◆ Excerpted text:
Recently late one Friday night I was returning from having visited a parishioner at a local hospital. Walking in the upper east side of New York City heading west towards the Lexington Avenue subway I past a fruit vendor, a very common urban scenario. It was a rather large street stand on a corner and was accompanied by a refrigerated produce truck whose trailer door was open. There was a combination of COLD fruit and vegetable smells—not the same as a fresh farm market—rather the scent of refrigerated cold itself, perhaps refrigerant, and maybe even a little whiff of perspiration from the vendor himself. Continuing along, prompted by the overall “aroma,” my mind was instantly transported to the Bloomfield Sale Barn and Auction.
The Bloomfield Sale Barn and Auction was a quintessentially rural phenomena that brought together the fullness of business capitalism and social meeting grounds, a market and a place to gather. Thirty, forty years ago, such sale barns and auctions dotted the landscape of northeast Ohio and western Pennsylvania serving the agricultural community of small farms. Now with fewer small farms and greater suburban encroachment, many of the sale barns have had to adapt or go out of business; there is less livestock sold, there are more flea markets instead.
But as a little kid on so many occasion while at the livestock auction my family would also walk through the market stands where Amish and English shopped and sold alongside one another: by the meat counter, the cheese section, and the produce. Those were good times. Those are good memories. It’s funny how a particular smell on a Manhattan street corner could instantly—at least in my mind—return me to that place and time.
This occurred a few days before the anniversary of 9/11. As such it made me mindful of the various places we go, people we meet, experiences we experience, and overall just how mysteriously we carry them all. I’m reminded that one can be transported in an instant, by a smell, a sight, a song, a place, and even a day on the calendar. These things can transport us to another time and place, to a significant joy, a lingering sorrow, a real trauma. Or sometimes just to a great heaviness that presents itself seemingly out of the blue.
I reckon this a fact of life. But am I often aware of it as a pastor? Are we readily cognizant of it in the church? And by wondering, not only in the people we function with, but in our own selves as well?
It seems to me however, this dynamic being what it is and the strength of memory itself, this is in part why the scripture as narrative is so powerful. As we encounter our stories and memories we need also see them in the light of the sacred story. I say this not in the sense of immediate healing, be it from trauma or whatever. Nor do I intend here a simple easy answer, that it all ends well at the end. It’s more complicated than that. Rather there is something here about holding the both/and. There is something about association and experience. There is power in remembering. It helps us to know who we are.
“A wandering Aramean was my father…” or “remember when you were slaves in Egypt” are not just quaint biblical story points, but are themselves various memories in our own narratives. And because memories happen in different ways—not only in the words we hear—the sacraments serve also to reinforce our memories, serving to connect us across that time and space.
We begin our Sunday morning worship together with a congregant pouring the water into the baptismal so as to reinforce the notion, “Remember your baptism!” as it relates to our identity as Christ’s disciples. But it also serves to remind us of God’s greater story, of exodus and fleeing, of salvation and redemption through the waters. And then all waters begin to remind us, or at least in part all waters carry with them a memory. The doughiness of the bread or the pungency of the wine recall not only what Jesus did the night that he was betrayed but recalls the Passover story in part, and the table of the Lord in part, and then every table carries that association, that memory. Importantly, I don’t think it’s about changing our memories or replacing them, but about remembering better.
If we are hard-wired as it seems we are, to carry memories recalled in an instant with us, how can we in our worship and formation do it better?

◆ Extracted data:

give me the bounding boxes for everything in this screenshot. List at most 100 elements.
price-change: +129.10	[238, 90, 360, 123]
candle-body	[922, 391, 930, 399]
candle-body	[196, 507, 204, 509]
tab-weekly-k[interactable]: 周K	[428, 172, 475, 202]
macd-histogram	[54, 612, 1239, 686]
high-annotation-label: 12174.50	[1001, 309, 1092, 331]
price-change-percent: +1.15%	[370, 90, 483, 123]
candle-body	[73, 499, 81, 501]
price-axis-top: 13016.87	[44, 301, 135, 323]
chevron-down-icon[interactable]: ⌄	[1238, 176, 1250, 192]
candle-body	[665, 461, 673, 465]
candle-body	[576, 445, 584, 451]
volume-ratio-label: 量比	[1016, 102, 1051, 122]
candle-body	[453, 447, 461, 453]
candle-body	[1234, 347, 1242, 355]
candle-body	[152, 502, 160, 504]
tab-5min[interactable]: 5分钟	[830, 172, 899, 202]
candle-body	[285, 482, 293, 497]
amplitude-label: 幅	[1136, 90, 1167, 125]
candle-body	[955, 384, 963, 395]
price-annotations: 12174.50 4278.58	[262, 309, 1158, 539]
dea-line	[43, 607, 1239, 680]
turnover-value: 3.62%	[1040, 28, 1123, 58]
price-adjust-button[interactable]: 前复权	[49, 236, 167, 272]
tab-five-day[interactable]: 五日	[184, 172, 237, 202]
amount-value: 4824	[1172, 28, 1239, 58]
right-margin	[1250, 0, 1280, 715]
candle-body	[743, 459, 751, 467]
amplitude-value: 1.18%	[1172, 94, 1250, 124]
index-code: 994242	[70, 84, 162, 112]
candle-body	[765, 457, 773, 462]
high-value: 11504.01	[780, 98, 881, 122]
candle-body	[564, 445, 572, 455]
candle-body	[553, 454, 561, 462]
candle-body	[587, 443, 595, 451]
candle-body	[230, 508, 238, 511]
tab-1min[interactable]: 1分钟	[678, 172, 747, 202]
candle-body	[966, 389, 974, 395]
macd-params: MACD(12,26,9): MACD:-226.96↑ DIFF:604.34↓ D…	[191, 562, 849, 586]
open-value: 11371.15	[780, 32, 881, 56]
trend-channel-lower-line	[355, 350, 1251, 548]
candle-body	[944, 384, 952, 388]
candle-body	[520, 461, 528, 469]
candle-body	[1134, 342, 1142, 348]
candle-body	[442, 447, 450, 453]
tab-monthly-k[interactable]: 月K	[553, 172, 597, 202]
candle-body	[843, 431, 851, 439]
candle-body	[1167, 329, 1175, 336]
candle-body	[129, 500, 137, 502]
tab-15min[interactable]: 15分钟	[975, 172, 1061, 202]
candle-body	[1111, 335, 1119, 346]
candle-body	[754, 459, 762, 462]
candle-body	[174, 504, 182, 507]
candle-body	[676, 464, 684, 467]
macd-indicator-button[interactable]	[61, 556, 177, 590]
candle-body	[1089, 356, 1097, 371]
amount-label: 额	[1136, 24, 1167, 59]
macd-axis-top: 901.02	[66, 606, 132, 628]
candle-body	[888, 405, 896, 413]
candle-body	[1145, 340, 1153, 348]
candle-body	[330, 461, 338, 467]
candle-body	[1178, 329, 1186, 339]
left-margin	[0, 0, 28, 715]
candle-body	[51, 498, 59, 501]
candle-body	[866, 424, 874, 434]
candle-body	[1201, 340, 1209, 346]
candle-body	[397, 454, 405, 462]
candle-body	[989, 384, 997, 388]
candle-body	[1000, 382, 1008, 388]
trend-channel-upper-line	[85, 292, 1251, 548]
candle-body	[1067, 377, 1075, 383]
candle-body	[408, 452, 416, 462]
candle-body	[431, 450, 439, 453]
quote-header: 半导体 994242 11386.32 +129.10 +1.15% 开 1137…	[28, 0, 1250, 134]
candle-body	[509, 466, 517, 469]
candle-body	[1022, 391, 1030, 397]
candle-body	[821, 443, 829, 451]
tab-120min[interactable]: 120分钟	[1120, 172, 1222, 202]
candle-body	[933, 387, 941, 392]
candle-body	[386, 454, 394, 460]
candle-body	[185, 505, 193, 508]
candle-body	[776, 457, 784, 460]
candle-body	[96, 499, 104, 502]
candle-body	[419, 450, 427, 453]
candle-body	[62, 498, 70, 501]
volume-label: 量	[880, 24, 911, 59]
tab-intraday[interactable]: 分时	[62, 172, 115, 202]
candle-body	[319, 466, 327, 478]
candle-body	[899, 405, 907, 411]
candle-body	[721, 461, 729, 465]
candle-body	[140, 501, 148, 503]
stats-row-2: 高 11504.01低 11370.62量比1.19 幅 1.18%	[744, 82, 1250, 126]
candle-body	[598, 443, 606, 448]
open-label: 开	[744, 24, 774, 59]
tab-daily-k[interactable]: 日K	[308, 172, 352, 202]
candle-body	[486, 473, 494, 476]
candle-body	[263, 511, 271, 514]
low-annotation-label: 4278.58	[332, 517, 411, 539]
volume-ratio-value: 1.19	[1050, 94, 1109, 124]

◆ Goal of the exercise:
Reproduce word for word the portion of the essay on memory and worship starting at "I reckon this" and ending at "selves as well?".

◆ Result of the task:
I reckon this a fact of life. But am I often aware of it as a pastor? Are we readily cognizant of it in the church? And by wondering, not only in the people we function with, but in our own selves as well?